====== DATA EXCERPTS ======

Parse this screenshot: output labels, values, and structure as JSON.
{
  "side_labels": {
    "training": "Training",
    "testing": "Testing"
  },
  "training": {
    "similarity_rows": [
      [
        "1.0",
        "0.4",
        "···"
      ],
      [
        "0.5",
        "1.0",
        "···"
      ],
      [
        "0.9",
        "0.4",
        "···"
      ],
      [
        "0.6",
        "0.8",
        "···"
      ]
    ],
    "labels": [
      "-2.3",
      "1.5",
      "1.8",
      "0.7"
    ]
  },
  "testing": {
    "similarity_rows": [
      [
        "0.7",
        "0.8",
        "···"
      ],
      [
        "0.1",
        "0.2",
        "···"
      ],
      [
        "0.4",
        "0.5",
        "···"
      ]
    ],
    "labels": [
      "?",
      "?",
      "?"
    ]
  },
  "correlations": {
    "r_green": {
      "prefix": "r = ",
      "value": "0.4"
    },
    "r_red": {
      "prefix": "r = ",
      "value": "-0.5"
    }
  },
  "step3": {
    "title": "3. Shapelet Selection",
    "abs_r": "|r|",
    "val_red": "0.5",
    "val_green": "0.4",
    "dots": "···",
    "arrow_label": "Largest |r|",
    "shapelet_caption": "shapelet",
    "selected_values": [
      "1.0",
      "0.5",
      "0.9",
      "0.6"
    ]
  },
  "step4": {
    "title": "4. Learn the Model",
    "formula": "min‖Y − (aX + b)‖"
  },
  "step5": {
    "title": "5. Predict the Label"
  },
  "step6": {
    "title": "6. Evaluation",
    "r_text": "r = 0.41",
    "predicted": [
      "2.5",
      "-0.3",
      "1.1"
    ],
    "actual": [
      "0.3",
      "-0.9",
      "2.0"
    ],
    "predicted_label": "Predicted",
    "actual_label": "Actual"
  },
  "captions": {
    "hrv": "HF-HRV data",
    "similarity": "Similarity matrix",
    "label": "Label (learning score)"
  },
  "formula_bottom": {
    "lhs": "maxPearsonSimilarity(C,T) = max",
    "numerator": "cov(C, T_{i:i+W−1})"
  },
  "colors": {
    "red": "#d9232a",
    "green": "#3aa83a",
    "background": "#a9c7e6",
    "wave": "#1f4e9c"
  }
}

======

### TASK BRIEF
Retype the listing. Match it exactly.

### WRITTEN ANSWER
Parse this screenshot: output labels, values, and structure as JSON.
{
  "side_labels": {
    "training": "Training",
    "testing": "Testing"
  },
  "training": {
    "similarity_rows": [
      [
        "1.0",
        "0.4",
        "···"
      ],
      [
        "0.5",
        "1.0",
        "···"
      ],
      [
        "0.9",
        "0.4",
        "···"
      ],
      [
        "0.6",
        "0.8",
        "···"
      ]
    ],
    "labels": [
      "-2.3",
      "1.5",
      "1.8",
      "0.7"
    ]
  },
  "testing": {
    "similarity_rows": [
      [
        "0.7",
        "0.8",
        "···"
      ],
      [
        "0.1",
        "0.2",
        "···"
      ],
      [
        "0.4",
        "0.5",
        "···"
      ]
    ],
    "labels": [
      "?",
      "?",
      "?"
    ]
  },
  "correlations": {
    "r_green": {
      "prefix": "r = ",
      "value": "0.4"
    },
    "r_red": {
      "prefix": "r = ",
      "value": "-0.5"
    }
  },
  "step3": {
    "title": "3. Shapelet Selection",
    "abs_r": "|r|",
    "val_red": "0.5",
    "val_green": "0.4",
    "dots": "···",
    "arrow_label": "Largest |r|",
    "shapelet_caption": "shapelet",
    "selected_values": [
      "1.0",
      "0.5",
      "0.9",
      "0.6"
    ]
  },
  "step4": {
    "title": "4. Learn the Model",
    "formula": "min‖Y − (aX + b)‖"
  },
  "step5": {
    "title": "5. Predict the Label"
  },
  "step6": {
    "title": "6. Evaluation",
    "r_text": "r = 0.41",
    "predicted": [
      "2.5",
      "-0.3",
      "1.1"
    ],
    "actual": [
      "0.3",
      "-0.9",
      "2.0"
    ],
    "predicted_label": "Predicted",
    "actual_label": "Actual"
  },
  "captions": {
    "hrv": "HF-HRV data",
    "similarity": "Similarity matrix",
    "label": "Label (learning score)"
  },
  "formula_bottom": {
    "lhs": "maxPearsonSimilarity(C,T) = max",
    "numerator": "cov(C, T_{i:i+W−1})"
  },
  "colors": {
    "red": "#d9232a",
    "green": "#3aa83a",
    "background": "#a9c7e6",
    "wave": "#1f4e9c"
  }
}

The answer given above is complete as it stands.